- _Short exercise_: State the number of lines in these records holding "from". Say nothing more.

- _Material supplied_:
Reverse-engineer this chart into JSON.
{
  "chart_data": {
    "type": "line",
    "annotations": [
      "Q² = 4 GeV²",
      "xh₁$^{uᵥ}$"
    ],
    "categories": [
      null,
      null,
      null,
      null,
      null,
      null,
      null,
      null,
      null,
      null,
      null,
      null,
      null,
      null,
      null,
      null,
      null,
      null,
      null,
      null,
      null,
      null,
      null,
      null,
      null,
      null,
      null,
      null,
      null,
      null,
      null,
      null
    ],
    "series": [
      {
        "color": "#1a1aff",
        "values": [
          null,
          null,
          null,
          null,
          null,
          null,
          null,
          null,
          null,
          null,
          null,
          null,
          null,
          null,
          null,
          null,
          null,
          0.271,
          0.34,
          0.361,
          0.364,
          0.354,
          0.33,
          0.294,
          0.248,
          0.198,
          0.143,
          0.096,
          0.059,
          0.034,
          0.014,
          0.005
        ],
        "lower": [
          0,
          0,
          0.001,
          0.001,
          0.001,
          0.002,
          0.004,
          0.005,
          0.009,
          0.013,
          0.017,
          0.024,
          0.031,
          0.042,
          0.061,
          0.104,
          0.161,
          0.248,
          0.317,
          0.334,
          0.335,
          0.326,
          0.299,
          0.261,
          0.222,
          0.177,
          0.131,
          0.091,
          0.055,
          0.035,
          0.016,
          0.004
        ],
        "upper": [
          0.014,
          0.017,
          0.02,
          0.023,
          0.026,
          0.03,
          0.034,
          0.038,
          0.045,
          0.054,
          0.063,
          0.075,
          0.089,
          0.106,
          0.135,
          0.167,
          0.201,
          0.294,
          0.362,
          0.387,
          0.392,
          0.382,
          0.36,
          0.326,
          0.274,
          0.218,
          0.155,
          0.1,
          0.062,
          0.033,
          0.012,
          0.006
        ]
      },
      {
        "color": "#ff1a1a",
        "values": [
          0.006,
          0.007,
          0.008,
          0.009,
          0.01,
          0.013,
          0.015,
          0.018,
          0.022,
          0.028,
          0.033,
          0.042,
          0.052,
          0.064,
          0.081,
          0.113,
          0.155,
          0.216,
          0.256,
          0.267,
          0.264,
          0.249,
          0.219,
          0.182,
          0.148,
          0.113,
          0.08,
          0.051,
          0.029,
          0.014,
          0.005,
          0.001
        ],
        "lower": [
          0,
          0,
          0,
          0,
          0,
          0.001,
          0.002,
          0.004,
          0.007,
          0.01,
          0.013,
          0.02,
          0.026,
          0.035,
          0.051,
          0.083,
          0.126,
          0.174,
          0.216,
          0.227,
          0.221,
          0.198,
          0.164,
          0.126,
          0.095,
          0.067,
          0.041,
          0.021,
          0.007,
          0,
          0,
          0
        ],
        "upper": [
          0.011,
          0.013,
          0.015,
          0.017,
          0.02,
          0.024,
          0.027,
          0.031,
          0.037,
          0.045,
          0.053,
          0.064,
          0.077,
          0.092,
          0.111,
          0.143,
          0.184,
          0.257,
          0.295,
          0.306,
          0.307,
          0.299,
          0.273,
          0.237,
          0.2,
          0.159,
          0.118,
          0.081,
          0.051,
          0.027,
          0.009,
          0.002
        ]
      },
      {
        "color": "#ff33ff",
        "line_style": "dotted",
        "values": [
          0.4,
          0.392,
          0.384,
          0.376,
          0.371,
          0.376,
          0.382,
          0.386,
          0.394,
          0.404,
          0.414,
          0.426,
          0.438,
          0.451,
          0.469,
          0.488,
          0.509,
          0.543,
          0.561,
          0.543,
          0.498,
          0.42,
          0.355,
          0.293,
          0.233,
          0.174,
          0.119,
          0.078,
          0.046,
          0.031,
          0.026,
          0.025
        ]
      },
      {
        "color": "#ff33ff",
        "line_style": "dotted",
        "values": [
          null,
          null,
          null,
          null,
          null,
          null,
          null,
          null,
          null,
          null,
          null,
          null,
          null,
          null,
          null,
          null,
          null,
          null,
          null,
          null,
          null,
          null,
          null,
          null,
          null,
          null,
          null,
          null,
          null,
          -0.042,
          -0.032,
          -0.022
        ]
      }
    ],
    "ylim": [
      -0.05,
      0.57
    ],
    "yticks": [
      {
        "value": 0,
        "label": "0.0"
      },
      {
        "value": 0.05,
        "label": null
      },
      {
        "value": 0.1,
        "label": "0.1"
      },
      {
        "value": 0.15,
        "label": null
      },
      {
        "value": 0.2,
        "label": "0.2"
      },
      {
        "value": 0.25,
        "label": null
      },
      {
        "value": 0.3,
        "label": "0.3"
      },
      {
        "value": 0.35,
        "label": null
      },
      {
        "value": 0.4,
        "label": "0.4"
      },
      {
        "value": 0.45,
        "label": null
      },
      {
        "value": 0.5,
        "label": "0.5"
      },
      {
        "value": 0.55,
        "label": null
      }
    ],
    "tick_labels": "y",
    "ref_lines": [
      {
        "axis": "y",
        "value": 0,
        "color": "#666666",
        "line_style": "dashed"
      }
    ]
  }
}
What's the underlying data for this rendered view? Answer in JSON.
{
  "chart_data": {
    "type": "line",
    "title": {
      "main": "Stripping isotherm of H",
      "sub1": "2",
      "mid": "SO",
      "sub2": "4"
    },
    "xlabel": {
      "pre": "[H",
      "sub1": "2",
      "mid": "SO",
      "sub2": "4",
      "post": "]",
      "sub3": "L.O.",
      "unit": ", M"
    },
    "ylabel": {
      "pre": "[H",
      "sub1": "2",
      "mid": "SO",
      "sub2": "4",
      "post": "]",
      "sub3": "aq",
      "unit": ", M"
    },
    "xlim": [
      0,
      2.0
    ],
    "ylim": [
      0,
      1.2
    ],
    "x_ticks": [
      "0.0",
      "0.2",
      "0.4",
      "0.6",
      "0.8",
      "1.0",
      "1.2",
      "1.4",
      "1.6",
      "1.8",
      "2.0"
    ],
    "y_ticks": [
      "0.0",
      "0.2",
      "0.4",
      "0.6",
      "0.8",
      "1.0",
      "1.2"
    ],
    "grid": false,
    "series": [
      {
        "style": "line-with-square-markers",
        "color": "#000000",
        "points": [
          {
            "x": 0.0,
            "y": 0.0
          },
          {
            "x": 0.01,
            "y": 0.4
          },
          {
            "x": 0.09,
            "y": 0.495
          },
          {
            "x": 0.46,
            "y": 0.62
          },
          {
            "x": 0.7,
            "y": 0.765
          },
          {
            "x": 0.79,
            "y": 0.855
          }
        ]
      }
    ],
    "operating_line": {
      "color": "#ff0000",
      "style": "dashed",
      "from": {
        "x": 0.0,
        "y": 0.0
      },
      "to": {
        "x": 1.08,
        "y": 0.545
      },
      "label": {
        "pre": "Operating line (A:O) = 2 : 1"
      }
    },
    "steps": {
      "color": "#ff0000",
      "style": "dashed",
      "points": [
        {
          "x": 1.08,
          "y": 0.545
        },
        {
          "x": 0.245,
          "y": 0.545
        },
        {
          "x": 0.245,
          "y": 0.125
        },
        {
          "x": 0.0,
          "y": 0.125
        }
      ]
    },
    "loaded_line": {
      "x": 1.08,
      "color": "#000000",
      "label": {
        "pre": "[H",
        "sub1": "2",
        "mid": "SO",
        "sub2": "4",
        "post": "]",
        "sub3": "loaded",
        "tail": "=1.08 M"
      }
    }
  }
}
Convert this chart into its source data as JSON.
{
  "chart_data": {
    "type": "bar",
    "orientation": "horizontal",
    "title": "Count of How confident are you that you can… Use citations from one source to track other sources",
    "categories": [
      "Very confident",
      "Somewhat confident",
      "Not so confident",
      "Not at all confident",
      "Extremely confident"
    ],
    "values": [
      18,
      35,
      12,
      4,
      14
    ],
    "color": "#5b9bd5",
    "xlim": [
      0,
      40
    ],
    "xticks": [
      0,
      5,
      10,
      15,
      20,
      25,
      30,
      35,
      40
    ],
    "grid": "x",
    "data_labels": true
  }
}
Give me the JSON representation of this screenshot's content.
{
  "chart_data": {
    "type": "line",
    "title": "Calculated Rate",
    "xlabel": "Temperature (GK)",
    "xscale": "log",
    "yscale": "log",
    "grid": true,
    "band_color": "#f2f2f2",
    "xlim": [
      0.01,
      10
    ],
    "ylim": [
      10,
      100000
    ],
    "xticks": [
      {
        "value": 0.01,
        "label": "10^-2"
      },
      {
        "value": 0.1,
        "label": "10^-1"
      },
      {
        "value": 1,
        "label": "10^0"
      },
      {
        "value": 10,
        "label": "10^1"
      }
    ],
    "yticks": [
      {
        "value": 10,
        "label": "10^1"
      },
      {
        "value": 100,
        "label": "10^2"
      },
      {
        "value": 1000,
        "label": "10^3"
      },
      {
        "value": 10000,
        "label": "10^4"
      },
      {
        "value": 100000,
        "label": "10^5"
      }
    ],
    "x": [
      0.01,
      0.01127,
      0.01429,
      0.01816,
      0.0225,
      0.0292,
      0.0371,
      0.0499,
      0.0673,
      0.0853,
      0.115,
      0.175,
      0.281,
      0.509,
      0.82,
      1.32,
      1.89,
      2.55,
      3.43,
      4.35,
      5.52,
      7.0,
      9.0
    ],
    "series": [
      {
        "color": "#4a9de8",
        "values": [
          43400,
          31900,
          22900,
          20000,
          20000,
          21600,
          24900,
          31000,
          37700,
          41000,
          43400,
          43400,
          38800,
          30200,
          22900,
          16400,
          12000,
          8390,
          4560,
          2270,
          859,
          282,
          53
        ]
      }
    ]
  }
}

- _Result of this exercise_: 2